> **INSTRUCTION**:
Write out every entry exactly as given, but omit the pictures.
======
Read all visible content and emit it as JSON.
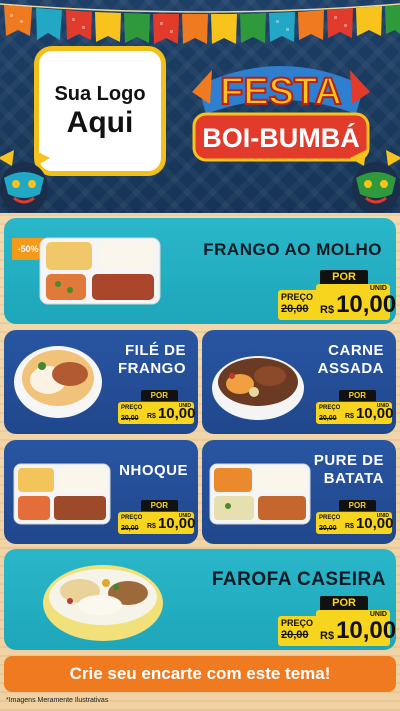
{
  "header": {
    "logo_line1": "Sua Logo",
    "logo_line2": "Aqui",
    "title_line1": "FESTA",
    "title_line2": "BOI-BUMBÁ"
  },
  "products": [
    {
      "name": "FRANGO AO MOLHO",
      "badge": "-50%",
      "por_label": "POR",
      "preco_label": "PREÇO",
      "old_price": "20,00",
      "currency": "R$",
      "price": "10,00",
      "unit": "UNID"
    },
    {
      "name_line1": "FILÉ DE",
      "name_line2": "FRANGO",
      "por_label": "POR",
      "preco_label": "PREÇO",
      "old_price": "20,00",
      "currency": "R$",
      "price": "10,00",
      "unit": "UNID"
    },
    {
      "name_line1": "CARNE",
      "name_line2": "ASSADA",
      "por_label": "POR",
      "preco_label": "PREÇO",
      "old_price": "20,00",
      "currency": "R$",
      "price": "10,00",
      "unit": "UNID"
    },
    {
      "name": "NHOQUE",
      "por_label": "POR",
      "preco_label": "PREÇO",
      "old_price": "20,00",
      "currency": "R$",
      "price": "10,00",
      "unit": "UNID"
    },
    {
      "name_line1": "PURE DE",
      "name_line2": "BATATA",
      "por_label": "POR",
      "preco_label": "PREÇO",
      "old_price": "20,00",
      "currency": "R$",
      "price": "10,00",
      "unit": "UNID"
    },
    {
      "name": "FAROFA CASEIRA",
      "por_label": "POR",
      "preco_label": "PREÇO",
      "old_price": "20,00",
      "currency": "R$",
      "price": "10,00",
      "unit": "UNID"
    }
  ],
  "cta": "Crie seu encarte com este tema!",
  "disclaimer": "*Imagens Meramente Ilustrativas",
  "colors": {
    "header_bg": "#1d3f66",
    "teal_card": "#2ab7c9",
    "blue_card": "#2855a2",
    "price_yellow": "#f7d51e",
    "cta_orange": "#f07a1f",
    "logo_border": "#f3c01a"
  }
}
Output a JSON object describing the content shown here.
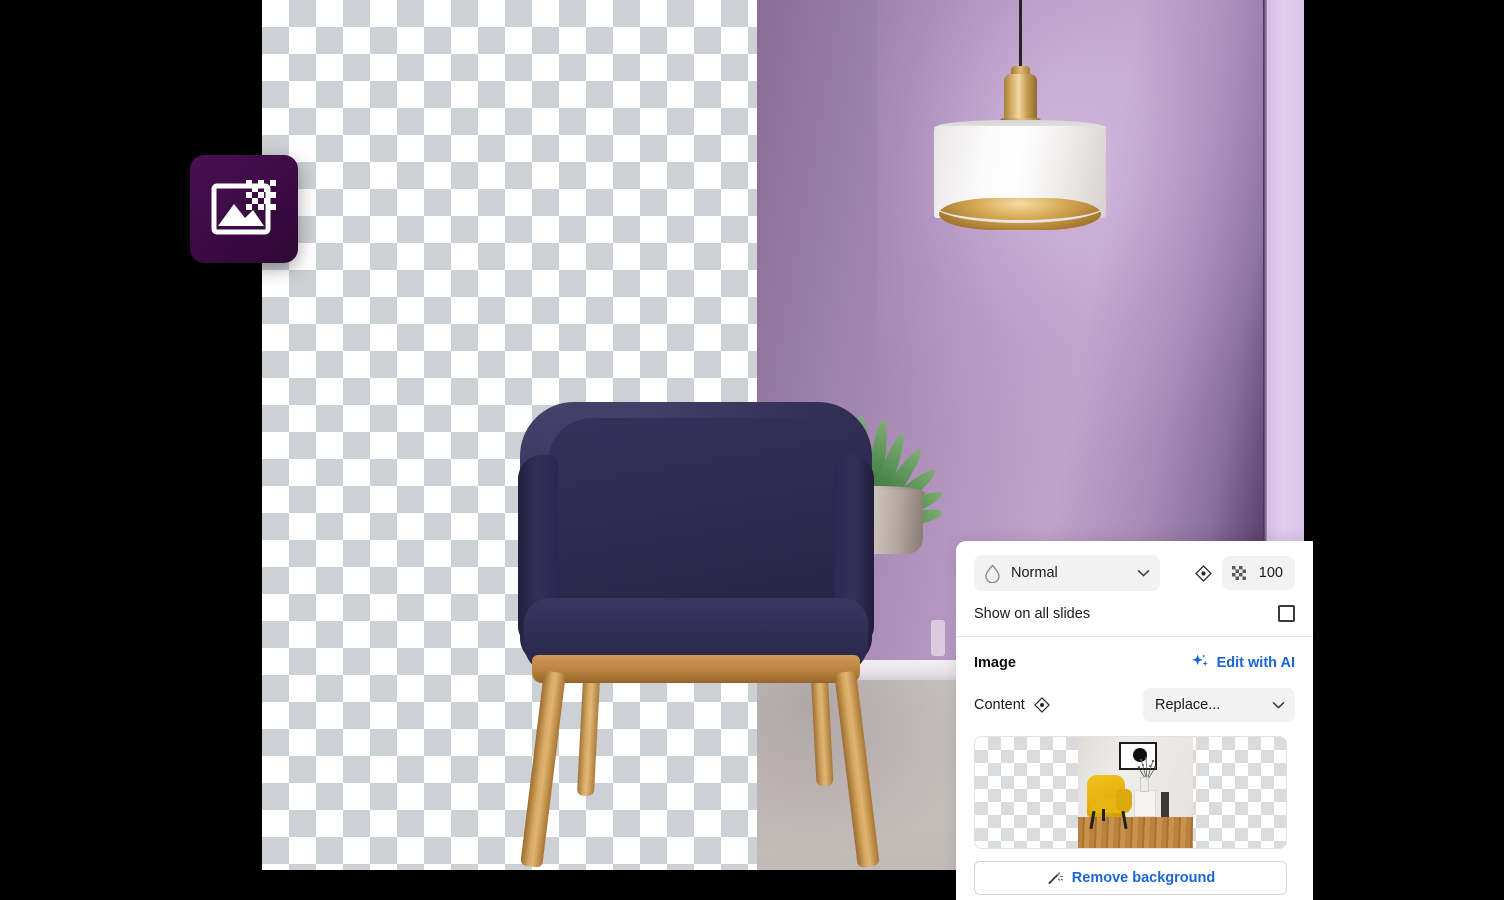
{
  "app_icon": {
    "name": "image-transparency-icon",
    "bg_color": "#3c0b45"
  },
  "canvas": {
    "name": "slide-canvas",
    "transparency_note": "checkerboard transparency",
    "scene": {
      "chair_color": "#2c2a4d",
      "wall_color": "#b495c0",
      "accent_wall_color": "#4a3259",
      "floor_color": "#c9c2bf"
    }
  },
  "panel": {
    "blend": {
      "icon": "droplet-icon",
      "value": "Normal",
      "chevron": "chevron-down-icon"
    },
    "opacity": {
      "keyframe_icon": "diamond-keyframe-icon",
      "transparency_icon": "checker-transparency-icon",
      "value": "100"
    },
    "show_on_all_slides": {
      "label": "Show on all slides",
      "checked": false
    },
    "image_section": {
      "title": "Image",
      "ai_button": {
        "label": "Edit with AI",
        "icon": "sparkles-icon",
        "color": "#1a66d6"
      }
    },
    "content": {
      "label": "Content",
      "keyframe_icon": "diamond-keyframe-icon",
      "replace": {
        "label": "Replace...",
        "chevron": "chevron-down-icon"
      }
    },
    "thumbnail": {
      "name": "image-thumbnail-preview",
      "alt": "yellow armchair in room"
    },
    "remove_background": {
      "label": "Remove background",
      "icon": "magic-wand-icon",
      "color": "#1a66d6"
    }
  }
}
======
> **EXERCISE RESPONSE**:
Read all visible content and emit it as JSON.
{
  "header": {
    "logo_line1": "Sua Logo",
    "logo_line2": "Aqui",
    "title_line1": "FESTA",
    "title_line2": "BOI-BUMBÁ"
  },
  "products": [
    {
      "name": "FRANGO AO MOLHO",
      "badge": "-50%",
      "por_label": "POR",
      "preco_label": "PREÇO",
      "old_price": "20,00",
      "currency": "R$",
      "price": "10,00",
      "unit": "UNID"
    },
    {
      "name_line1": "FILÉ DE",
      "name_line2": "FRANGO",
      "por_label": "POR",
      "preco_label": "PREÇO",
      "old_price": "20,00",
      "currency": "R$",
      "price": "10,00",
      "unit": "UNID"
    },
    {
      "name_line1": "CARNE",
      "name_line2": "ASSADA",
      "por_label": "POR",
      "preco_label": "PREÇO",
      "old_price": "20,00",
      "currency": "R$",
      "price": "10,00",
      "unit": "UNID"
    },
    {
      "name": "NHOQUE",
      "por_label": "POR",
      "preco_label": "PREÇO",
      "old_price": "20,00",
      "currency": "R$",
      "price": "10,00",
      "unit": "UNID"
    },
    {
      "name_line1": "PURE DE",
      "name_line2": "BATATA",
      "por_label": "POR",
      "preco_label": "PREÇO",
      "old_price": "20,00",
      "currency": "R$",
      "price": "10,00",
      "unit": "UNID"
    },
    {
      "name": "FAROFA CASEIRA",
      "por_label": "POR",
      "preco_label": "PREÇO",
      "old_price": "20,00",
      "currency": "R$",
      "price": "10,00",
      "unit": "UNID"
    }
  ],
  "cta": "Crie seu encarte com este tema!",
  "disclaimer": "*Imagens Meramente Ilustrativas",
  "colors": {
    "header_bg": "#1d3f66",
    "teal_card": "#2ab7c9",
    "blue_card": "#2855a2",
    "price_yellow": "#f7d51e",
    "cta_orange": "#f07a1f",
    "logo_border": "#f3c01a"
  }
}
Output a JSON object describing the content shown here.
{
  "app_icon": {
    "name": "image-transparency-icon",
    "bg_color": "#3c0b45"
  },
  "canvas": {
    "name": "slide-canvas",
    "transparency_note": "checkerboard transparency",
    "scene": {
      "chair_color": "#2c2a4d",
      "wall_color": "#b495c0",
      "accent_wall_color": "#4a3259",
      "floor_color": "#c9c2bf"
    }
  },
  "panel": {
    "blend": {
      "icon": "droplet-icon",
      "value": "Normal",
      "chevron": "chevron-down-icon"
    },
    "opacity": {
      "keyframe_icon": "diamond-keyframe-icon",
      "transparency_icon": "checker-transparency-icon",
      "value": "100"
    },
    "show_on_all_slides": {
      "label": "Show on all slides",
      "checked": false
    },
    "image_section": {
      "title": "Image",
      "ai_button": {
        "label": "Edit with AI",
        "icon": "sparkles-icon",
        "color": "#1a66d6"
      }
    },
    "content": {
      "label": "Content",
      "keyframe_icon": "diamond-keyframe-icon",
      "replace": {
        "label": "Replace...",
        "chevron": "chevron-down-icon"
      }
    },
    "thumbnail": {
      "name": "image-thumbnail-preview",
      "alt": "yellow armchair in room"
    },
    "remove_background": {
      "label": "Remove background",
      "icon": "magic-wand-icon",
      "color": "#1a66d6"
    }
  }
}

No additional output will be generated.